Data provided:

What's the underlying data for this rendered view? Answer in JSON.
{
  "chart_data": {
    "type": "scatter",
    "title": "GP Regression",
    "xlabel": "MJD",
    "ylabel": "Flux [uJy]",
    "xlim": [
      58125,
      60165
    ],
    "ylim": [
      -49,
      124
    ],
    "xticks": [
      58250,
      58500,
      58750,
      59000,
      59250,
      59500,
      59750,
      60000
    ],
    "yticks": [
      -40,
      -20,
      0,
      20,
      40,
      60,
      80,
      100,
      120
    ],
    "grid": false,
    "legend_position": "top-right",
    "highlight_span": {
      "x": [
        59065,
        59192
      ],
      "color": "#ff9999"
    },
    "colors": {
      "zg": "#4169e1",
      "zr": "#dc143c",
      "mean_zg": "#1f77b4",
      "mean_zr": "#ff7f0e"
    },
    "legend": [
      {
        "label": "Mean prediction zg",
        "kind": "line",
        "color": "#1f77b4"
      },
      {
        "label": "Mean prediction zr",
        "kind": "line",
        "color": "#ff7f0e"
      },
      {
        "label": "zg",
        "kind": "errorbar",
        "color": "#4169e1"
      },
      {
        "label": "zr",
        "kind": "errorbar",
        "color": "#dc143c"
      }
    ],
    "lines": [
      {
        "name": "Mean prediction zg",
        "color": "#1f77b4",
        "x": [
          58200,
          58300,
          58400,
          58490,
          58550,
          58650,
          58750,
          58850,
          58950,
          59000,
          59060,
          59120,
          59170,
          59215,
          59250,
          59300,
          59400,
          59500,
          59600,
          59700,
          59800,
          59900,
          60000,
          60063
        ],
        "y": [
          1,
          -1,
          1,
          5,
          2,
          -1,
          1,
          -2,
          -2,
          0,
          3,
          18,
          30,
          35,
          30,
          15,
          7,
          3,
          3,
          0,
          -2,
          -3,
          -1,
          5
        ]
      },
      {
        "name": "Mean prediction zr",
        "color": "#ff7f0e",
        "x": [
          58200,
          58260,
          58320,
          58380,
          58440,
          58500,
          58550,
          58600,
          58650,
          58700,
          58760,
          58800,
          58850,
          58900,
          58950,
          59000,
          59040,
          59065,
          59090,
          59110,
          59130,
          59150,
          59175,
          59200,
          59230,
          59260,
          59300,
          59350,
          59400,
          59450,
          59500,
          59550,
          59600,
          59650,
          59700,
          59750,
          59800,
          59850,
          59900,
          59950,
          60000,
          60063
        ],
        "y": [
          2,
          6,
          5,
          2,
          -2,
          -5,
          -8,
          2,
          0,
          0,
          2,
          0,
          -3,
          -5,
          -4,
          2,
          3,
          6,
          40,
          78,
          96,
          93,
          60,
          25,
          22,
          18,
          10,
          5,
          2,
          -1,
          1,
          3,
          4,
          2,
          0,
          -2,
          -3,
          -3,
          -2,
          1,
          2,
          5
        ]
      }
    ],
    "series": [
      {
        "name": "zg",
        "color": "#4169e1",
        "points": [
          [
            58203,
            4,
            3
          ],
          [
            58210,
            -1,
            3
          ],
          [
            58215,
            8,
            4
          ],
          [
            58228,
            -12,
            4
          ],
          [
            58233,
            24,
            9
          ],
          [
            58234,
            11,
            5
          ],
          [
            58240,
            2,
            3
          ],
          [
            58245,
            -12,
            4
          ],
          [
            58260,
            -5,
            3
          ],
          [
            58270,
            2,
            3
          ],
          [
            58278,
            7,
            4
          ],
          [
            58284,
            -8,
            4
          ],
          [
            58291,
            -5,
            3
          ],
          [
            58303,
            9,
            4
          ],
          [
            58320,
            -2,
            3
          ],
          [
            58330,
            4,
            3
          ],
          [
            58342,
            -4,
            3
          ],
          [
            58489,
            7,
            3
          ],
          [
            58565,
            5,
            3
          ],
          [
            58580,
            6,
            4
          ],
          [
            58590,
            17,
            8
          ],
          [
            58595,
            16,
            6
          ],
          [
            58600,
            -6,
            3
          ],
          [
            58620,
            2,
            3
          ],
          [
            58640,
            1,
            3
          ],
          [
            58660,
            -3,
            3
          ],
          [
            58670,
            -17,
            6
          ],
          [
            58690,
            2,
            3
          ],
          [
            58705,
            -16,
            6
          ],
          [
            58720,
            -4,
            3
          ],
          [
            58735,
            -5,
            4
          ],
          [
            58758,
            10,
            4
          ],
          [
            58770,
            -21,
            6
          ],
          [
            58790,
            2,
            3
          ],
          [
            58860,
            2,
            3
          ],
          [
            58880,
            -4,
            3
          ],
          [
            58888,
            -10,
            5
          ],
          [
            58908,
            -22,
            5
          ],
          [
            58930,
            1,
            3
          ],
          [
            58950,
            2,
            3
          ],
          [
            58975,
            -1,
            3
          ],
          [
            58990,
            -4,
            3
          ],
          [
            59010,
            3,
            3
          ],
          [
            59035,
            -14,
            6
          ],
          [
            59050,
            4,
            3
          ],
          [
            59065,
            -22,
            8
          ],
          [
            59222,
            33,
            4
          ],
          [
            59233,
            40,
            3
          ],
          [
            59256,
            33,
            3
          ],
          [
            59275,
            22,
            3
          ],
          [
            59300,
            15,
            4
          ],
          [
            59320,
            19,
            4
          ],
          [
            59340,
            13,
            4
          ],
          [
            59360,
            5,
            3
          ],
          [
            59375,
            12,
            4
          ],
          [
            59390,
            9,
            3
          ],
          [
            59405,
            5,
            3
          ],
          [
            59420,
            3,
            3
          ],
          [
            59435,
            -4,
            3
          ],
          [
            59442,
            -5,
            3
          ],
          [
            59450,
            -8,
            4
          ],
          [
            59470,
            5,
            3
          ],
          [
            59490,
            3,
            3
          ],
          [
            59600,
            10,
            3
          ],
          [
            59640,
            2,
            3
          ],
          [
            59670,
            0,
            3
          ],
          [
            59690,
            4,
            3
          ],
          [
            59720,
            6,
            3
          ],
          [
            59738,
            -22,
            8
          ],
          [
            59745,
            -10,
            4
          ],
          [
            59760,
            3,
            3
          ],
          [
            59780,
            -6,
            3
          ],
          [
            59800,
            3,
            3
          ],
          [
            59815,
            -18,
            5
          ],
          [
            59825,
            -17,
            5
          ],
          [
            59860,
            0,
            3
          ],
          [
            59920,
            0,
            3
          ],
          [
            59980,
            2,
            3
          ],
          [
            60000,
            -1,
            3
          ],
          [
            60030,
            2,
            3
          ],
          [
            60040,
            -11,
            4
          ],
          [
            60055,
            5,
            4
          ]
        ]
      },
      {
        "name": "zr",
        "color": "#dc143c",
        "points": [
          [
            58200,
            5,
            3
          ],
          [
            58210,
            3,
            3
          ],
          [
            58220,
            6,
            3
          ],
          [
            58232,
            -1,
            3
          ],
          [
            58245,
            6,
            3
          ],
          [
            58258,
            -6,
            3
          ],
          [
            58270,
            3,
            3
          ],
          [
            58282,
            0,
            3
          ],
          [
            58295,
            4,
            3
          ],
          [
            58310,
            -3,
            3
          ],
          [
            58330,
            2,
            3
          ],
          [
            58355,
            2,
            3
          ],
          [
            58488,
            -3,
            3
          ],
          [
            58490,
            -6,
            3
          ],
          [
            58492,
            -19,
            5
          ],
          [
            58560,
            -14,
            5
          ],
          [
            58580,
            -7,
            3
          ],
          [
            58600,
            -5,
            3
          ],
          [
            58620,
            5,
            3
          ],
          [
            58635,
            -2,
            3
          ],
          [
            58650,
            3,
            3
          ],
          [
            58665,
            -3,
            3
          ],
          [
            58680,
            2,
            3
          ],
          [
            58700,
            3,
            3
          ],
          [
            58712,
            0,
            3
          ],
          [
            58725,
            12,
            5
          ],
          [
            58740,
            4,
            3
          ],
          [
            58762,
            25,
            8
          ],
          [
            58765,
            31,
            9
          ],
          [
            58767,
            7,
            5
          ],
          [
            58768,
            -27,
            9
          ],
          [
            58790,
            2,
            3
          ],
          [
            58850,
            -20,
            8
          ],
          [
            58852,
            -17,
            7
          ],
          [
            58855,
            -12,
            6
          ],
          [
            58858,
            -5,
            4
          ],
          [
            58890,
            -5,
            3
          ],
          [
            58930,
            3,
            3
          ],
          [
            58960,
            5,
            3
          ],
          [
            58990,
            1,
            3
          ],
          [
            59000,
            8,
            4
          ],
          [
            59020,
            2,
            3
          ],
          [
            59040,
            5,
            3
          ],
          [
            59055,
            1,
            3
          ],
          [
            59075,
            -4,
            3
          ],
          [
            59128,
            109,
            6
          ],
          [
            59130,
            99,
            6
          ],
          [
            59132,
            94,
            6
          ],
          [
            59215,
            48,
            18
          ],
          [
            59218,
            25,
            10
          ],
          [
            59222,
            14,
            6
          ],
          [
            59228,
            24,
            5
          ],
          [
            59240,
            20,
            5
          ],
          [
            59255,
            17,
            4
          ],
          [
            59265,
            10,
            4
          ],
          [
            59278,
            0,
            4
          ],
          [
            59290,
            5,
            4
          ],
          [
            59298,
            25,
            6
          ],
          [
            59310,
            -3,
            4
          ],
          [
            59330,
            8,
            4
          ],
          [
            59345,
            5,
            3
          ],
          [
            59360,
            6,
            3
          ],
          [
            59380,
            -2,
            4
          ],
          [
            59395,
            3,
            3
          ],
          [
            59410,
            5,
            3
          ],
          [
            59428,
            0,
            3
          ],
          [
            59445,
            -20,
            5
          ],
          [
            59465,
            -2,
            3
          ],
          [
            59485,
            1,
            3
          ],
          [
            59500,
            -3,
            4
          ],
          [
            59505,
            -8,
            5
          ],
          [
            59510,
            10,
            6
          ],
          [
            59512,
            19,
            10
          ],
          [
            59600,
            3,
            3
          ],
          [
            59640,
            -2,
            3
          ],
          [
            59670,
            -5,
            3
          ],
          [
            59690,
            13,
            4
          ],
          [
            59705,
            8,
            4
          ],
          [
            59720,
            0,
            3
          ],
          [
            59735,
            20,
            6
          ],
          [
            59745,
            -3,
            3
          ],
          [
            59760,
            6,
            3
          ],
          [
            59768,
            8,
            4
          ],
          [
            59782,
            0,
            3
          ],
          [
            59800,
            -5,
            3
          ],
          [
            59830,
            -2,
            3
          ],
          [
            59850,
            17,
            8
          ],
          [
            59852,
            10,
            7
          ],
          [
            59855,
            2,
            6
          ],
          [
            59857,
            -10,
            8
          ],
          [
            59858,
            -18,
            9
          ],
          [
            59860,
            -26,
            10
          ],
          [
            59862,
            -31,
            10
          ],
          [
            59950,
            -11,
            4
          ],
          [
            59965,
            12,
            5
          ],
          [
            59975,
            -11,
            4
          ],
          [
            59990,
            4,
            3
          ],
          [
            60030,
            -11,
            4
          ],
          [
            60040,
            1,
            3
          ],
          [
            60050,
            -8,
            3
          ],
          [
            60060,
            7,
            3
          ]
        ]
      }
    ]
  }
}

Short task:
Where a line above contains the string "prediction", copy that line.

Solved exercise:
        "label": "Mean prediction zg",
        "label": "Mean prediction zr",
        "name": "Mean prediction zg",
        "name": "Mean prediction zr",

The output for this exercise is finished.